### WHAT IS REQUIRED
Report every line in the listing below where the string "this" shows up.

### LISTED ENTRIES
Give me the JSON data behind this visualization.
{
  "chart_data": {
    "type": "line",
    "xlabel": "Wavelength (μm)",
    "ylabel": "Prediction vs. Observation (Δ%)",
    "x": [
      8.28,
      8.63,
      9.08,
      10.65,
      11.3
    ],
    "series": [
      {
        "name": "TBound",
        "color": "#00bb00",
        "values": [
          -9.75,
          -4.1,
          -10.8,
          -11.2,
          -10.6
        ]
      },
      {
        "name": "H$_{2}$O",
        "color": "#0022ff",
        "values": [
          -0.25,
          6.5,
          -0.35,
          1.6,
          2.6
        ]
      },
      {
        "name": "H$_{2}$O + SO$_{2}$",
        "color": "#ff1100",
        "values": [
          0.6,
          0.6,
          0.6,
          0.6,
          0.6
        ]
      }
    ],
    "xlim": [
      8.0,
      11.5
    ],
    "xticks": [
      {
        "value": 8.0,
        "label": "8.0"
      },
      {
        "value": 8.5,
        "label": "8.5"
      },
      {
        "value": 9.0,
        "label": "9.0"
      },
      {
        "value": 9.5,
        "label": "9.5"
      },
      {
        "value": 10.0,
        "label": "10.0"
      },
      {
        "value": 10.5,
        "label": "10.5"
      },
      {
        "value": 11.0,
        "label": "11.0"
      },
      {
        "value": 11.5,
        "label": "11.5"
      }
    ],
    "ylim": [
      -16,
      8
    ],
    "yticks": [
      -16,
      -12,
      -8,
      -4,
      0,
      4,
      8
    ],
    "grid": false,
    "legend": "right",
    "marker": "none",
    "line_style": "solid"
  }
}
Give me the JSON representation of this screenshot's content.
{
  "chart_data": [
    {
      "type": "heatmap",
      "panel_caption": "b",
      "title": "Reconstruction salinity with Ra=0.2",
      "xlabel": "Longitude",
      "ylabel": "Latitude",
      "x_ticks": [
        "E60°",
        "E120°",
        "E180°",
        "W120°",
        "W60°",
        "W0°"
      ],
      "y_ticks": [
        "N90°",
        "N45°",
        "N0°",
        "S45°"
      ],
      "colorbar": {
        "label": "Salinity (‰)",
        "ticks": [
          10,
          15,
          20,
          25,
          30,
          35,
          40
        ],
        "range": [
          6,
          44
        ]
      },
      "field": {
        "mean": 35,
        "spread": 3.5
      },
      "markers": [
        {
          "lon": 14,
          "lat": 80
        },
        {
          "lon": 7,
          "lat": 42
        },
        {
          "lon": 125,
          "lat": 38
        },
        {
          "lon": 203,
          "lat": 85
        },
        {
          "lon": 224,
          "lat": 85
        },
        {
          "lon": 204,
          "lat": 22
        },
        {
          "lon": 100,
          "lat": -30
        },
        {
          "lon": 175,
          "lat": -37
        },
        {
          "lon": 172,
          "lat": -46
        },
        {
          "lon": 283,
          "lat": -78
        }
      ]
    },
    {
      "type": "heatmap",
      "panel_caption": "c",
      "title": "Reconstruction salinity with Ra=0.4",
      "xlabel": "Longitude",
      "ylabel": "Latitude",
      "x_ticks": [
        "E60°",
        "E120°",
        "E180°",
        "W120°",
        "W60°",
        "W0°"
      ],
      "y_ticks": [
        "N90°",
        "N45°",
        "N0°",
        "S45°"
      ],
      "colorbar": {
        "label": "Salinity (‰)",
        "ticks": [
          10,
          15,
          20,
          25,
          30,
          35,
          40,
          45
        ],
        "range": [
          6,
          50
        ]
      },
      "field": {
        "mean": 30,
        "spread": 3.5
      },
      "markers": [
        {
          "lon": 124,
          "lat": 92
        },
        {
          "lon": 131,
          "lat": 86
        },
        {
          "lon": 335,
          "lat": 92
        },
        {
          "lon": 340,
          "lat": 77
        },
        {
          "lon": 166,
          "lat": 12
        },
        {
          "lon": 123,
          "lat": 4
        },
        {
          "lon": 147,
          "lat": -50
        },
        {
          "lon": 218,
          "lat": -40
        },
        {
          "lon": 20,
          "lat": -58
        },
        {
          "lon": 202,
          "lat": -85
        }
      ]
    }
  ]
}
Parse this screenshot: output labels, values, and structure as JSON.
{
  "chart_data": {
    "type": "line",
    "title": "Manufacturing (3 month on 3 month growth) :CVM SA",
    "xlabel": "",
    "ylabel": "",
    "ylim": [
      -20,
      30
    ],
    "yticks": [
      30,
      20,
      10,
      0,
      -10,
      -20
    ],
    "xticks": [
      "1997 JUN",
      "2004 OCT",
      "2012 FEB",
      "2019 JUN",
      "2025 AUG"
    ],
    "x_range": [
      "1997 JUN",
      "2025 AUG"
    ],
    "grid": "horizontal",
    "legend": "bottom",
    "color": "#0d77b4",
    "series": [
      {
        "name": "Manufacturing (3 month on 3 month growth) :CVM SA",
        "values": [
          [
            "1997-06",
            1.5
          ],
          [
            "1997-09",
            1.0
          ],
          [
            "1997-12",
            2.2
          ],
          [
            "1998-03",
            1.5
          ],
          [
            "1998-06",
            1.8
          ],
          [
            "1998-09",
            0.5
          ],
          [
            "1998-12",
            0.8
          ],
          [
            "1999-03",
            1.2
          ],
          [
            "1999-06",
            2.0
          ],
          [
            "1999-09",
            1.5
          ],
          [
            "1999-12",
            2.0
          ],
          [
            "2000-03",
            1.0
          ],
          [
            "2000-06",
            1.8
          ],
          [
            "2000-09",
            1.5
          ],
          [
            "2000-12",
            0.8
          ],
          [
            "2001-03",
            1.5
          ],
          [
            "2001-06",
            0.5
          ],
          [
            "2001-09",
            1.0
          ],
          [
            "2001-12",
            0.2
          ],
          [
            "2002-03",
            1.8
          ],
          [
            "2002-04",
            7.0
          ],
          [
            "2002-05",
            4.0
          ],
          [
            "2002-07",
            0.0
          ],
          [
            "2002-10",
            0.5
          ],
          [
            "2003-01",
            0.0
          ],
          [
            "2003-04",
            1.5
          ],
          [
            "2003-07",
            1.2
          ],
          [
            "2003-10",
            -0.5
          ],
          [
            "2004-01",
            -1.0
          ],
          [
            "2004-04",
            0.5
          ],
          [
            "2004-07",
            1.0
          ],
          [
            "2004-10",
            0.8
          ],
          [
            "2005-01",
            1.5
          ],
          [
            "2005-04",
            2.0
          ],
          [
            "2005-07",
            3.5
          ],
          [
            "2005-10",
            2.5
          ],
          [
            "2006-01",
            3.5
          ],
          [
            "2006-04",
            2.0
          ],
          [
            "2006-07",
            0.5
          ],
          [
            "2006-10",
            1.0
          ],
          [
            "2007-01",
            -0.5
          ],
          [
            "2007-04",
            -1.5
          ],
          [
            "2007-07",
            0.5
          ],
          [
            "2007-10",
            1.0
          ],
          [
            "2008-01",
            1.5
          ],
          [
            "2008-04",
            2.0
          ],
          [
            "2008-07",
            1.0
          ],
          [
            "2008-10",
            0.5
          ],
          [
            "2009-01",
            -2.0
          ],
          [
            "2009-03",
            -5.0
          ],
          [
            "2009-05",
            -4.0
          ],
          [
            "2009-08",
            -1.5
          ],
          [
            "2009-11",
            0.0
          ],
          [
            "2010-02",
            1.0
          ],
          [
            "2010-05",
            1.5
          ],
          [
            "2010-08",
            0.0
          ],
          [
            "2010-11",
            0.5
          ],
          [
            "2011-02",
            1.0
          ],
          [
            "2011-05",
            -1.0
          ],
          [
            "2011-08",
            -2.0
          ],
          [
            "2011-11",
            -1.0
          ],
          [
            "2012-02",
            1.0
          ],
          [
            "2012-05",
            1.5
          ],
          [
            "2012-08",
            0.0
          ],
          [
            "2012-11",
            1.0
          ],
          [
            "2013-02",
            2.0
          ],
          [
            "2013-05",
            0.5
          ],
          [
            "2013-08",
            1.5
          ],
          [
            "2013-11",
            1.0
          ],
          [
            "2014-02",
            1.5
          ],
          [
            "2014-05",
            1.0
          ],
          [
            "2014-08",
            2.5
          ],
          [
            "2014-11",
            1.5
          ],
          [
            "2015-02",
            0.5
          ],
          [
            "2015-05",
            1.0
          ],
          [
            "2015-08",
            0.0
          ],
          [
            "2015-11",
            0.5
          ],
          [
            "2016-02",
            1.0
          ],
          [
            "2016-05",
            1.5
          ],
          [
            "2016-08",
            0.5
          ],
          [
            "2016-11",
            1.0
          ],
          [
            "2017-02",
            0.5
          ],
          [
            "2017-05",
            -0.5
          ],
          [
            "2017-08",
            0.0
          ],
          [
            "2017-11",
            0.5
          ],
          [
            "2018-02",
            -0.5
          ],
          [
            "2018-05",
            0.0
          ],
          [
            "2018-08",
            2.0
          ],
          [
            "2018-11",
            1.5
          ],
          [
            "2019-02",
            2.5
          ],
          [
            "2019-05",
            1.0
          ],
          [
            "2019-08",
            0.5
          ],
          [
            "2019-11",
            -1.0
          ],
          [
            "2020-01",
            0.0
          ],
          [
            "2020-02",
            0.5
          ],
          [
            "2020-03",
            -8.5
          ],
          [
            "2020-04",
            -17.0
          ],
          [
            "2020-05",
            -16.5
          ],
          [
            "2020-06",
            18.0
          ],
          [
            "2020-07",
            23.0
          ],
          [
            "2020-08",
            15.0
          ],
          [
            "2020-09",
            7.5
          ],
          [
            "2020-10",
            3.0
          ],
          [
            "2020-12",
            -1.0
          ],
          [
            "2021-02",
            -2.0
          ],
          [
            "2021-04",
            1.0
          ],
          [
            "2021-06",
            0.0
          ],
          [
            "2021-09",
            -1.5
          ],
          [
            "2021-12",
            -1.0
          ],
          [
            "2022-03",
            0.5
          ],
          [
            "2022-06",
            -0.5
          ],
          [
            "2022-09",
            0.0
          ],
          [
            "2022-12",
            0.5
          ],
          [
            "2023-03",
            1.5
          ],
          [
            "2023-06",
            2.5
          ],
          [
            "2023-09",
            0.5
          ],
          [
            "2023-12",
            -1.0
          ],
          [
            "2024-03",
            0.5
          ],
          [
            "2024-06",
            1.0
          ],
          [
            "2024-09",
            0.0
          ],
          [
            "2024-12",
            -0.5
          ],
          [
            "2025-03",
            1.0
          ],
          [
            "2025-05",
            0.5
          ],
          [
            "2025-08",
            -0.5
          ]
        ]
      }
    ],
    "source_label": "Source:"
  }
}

### EXERCISE OUTPUT
Give me the JSON data behind this visualization.
Give me the JSON representation of this screenshot's content.
Parse this screenshot: output labels, values, and structure as JSON.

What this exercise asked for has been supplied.